Find the line containing "What text is on this page?", then output it and every line after it through the end of the listing below, exactly as written.

Start

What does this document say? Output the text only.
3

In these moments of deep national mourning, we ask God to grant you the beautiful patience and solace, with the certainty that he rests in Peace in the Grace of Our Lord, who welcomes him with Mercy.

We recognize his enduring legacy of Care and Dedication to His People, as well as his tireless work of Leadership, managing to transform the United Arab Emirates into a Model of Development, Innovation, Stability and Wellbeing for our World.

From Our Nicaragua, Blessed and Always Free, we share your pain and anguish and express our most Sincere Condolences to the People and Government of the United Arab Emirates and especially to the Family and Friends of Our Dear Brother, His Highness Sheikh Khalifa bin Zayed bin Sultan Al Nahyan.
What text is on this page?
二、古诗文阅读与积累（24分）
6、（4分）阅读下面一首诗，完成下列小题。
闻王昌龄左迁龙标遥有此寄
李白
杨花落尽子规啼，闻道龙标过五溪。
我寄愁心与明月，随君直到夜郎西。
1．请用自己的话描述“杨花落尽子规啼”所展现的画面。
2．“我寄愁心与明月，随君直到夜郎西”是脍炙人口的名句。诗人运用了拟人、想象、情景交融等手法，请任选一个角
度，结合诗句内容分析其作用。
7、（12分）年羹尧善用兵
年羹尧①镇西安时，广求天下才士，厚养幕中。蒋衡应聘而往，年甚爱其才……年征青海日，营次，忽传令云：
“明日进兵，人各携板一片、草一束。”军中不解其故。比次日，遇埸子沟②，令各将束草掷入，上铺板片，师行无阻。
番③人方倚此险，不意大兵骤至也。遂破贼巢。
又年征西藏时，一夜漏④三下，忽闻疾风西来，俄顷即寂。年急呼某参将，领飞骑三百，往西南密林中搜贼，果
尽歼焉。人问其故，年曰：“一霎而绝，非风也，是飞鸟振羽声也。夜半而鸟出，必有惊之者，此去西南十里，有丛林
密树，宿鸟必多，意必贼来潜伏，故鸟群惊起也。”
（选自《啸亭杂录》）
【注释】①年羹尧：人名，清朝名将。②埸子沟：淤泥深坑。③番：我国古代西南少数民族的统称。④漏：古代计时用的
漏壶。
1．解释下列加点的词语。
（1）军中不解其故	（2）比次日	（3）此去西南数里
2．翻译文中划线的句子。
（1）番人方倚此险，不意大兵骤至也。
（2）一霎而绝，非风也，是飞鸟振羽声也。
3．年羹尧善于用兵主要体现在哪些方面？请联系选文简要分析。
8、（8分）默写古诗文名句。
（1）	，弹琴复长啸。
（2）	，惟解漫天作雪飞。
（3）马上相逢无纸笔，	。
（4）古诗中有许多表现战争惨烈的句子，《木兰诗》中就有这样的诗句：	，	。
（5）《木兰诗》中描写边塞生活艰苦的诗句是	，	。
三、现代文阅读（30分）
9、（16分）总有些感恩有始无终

End

RESULT OF THE TASK:
What text is on this page?
二、古诗文阅读与积累（24分）
6、（4分）阅读下面一首诗，完成下列小题。
闻王昌龄左迁龙标遥有此寄
李白
杨花落尽子规啼，闻道龙标过五溪。
我寄愁心与明月，随君直到夜郎西。
1．请用自己的话描述“杨花落尽子规啼”所展现的画面。
2．“我寄愁心与明月，随君直到夜郎西”是脍炙人口的名句。诗人运用了拟人、想象、情景交融等手法，请任选一个角
度，结合诗句内容分析其作用。
7、（12分）年羹尧善用兵
年羹尧①镇西安时，广求天下才士，厚养幕中。蒋衡应聘而往，年甚爱其才……年征青海日，营次，忽传令云：
“明日进兵，人各携板一片、草一束。”军中不解其故。比次日，遇埸子沟②，令各将束草掷入，上铺板片，师行无阻。
番③人方倚此险，不意大兵骤至也。遂破贼巢。
又年征西藏时，一夜漏④三下，忽闻疾风西来，俄顷即寂。年急呼某参将，领飞骑三百，往西南密林中搜贼，果
尽歼焉。人问其故，年曰：“一霎而绝，非风也，是飞鸟振羽声也。夜半而鸟出，必有惊之者，此去西南十里，有丛林
密树，宿鸟必多，意必贼来潜伏，故鸟群惊起也。”
（选自《啸亭杂录》）
【注释】①年羹尧：人名，清朝名将。②埸子沟：淤泥深坑。③番：我国古代西南少数民族的统称。④漏：古代计时用的
漏壶。
1．解释下列加点的词语。
（1）军中不解其故	（2）比次日	（3）此去西南数里
2．翻译文中划线的句子。
（1）番人方倚此险，不意大兵骤至也。
（2）一霎而绝，非风也，是飞鸟振羽声也。
3．年羹尧善于用兵主要体现在哪些方面？请联系选文简要分析。
8、（8分）默写古诗文名句。
（1）	，弹琴复长啸。
（2）	，惟解漫天作雪飞。
（3）马上相逢无纸笔，	。
（4）古诗中有许多表现战争惨烈的句子，《木兰诗》中就有这样的诗句：	，	。
（5）《木兰诗》中描写边塞生活艰苦的诗句是	，	。
三、现代文阅读（30分）
9、（16分）总有些感恩有始无终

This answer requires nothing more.